### Exercise details
From the first of the lines through the one containing "file-limit-text: (6 files, 24M", rename "bounding box" to "enclosing box" and reproduce those lines with no other change.

Annotations of layout elements
******

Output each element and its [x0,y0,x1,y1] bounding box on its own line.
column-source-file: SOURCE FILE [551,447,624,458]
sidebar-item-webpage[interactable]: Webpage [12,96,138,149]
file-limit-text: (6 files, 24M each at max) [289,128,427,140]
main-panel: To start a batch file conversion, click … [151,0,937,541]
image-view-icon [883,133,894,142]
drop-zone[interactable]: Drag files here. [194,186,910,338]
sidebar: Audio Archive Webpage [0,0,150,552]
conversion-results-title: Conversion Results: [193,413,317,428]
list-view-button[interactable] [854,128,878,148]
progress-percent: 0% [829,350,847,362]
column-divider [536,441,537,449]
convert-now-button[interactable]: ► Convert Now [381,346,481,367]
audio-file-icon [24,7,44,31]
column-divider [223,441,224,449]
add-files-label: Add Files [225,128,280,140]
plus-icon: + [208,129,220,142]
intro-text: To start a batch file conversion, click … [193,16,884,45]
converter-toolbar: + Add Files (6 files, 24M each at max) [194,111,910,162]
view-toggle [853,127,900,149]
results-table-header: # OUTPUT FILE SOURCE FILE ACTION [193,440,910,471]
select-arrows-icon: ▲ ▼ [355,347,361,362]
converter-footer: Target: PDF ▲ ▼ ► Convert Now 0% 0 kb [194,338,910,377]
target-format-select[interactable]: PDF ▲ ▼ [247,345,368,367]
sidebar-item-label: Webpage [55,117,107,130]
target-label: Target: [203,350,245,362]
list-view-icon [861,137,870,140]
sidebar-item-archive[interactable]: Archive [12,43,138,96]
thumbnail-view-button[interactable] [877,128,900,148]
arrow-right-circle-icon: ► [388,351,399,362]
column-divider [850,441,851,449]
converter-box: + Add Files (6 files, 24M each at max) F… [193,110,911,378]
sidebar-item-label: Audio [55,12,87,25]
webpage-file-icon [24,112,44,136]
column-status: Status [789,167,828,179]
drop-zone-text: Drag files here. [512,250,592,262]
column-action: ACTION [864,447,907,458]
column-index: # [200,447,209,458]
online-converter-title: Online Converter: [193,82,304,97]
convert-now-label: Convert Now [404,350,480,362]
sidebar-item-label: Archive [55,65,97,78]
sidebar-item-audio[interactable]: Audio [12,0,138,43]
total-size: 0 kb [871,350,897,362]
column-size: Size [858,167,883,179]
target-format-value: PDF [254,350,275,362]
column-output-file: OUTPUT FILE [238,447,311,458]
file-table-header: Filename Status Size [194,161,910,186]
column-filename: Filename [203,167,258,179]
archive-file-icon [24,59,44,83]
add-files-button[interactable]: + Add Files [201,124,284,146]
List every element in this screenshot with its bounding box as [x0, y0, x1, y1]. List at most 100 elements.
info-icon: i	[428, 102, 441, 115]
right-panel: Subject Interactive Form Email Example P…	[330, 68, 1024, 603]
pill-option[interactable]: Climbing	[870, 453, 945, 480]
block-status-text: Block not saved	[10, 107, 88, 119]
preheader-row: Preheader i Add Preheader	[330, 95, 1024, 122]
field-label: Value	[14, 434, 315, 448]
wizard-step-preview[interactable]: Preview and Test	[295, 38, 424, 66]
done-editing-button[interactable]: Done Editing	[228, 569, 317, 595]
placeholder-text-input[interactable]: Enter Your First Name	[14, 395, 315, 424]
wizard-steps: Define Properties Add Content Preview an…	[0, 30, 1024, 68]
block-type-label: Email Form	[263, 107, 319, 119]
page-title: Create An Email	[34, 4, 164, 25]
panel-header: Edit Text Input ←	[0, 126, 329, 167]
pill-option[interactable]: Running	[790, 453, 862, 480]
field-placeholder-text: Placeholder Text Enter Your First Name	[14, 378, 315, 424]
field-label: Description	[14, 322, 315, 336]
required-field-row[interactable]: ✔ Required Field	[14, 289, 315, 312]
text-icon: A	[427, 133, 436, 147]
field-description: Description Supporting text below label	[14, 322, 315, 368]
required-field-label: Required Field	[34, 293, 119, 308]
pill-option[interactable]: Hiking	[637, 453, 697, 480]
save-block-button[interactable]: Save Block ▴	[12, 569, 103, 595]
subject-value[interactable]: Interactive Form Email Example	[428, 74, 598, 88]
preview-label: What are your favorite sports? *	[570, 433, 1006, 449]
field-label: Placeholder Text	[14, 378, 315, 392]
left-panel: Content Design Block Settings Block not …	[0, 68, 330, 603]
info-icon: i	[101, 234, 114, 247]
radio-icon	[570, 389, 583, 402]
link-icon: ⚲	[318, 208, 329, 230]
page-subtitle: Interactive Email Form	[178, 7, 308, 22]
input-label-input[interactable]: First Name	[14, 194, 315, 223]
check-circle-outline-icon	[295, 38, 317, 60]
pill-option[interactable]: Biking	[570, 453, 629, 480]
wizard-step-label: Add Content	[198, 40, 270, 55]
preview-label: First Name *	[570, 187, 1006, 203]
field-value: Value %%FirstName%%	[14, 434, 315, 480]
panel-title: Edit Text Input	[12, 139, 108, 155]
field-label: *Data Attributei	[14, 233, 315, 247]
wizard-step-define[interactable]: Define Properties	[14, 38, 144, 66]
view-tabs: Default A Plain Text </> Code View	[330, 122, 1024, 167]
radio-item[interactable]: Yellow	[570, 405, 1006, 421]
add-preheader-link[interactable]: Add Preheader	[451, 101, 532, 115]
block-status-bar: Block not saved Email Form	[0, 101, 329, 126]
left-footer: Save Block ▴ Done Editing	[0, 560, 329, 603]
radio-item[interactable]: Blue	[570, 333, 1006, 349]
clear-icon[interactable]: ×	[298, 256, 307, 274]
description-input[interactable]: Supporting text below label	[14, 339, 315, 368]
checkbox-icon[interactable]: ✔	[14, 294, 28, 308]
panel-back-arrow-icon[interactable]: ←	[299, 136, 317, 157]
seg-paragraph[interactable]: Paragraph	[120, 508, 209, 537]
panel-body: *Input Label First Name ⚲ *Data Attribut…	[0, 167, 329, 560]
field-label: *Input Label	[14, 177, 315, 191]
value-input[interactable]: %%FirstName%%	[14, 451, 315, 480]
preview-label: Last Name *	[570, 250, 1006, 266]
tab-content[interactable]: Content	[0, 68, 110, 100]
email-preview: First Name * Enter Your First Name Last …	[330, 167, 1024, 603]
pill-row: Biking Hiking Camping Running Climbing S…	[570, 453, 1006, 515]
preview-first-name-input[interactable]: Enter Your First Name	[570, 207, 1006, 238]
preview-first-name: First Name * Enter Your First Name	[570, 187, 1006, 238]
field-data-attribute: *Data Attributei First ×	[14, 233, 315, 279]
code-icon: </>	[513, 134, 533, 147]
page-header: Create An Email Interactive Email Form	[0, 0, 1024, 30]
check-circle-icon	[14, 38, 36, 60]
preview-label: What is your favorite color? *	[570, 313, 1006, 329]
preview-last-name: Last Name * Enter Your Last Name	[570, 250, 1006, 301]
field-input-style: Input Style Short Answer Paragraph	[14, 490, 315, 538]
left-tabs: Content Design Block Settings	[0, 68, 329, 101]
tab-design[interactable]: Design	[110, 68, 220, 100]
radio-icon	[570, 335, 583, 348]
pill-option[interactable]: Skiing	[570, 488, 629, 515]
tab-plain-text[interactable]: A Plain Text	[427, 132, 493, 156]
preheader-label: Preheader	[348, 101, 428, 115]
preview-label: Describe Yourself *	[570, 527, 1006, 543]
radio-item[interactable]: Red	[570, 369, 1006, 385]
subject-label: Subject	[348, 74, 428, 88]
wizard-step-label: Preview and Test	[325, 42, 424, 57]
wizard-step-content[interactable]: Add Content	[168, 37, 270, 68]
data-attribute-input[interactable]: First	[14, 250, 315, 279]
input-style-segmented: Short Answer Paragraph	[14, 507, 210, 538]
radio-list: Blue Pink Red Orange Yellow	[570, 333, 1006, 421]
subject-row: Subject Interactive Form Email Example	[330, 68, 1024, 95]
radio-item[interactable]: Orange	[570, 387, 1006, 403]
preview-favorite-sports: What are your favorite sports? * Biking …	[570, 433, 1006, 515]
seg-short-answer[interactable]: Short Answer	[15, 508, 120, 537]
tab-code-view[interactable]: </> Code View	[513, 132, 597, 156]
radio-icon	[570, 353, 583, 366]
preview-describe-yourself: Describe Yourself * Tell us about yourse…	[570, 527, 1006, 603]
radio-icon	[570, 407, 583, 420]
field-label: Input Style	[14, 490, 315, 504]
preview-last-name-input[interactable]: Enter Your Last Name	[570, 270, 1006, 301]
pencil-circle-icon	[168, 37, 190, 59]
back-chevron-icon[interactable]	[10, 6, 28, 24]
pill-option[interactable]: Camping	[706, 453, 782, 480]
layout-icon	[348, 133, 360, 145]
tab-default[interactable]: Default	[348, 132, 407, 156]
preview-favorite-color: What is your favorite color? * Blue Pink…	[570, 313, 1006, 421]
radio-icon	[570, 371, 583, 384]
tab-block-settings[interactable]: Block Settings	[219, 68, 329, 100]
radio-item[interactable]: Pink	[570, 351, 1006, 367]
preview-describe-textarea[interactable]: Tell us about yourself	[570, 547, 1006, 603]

******

### Completed task
Output each element and its [x0,y0,x1,y1] enclosing box on its own line.
column-source-file: SOURCE FILE [551,447,624,458]
sidebar-item-webpage[interactable]: Webpage [12,96,138,149]
file-limit-text: (6 files, 24M each at max) [289,128,427,140]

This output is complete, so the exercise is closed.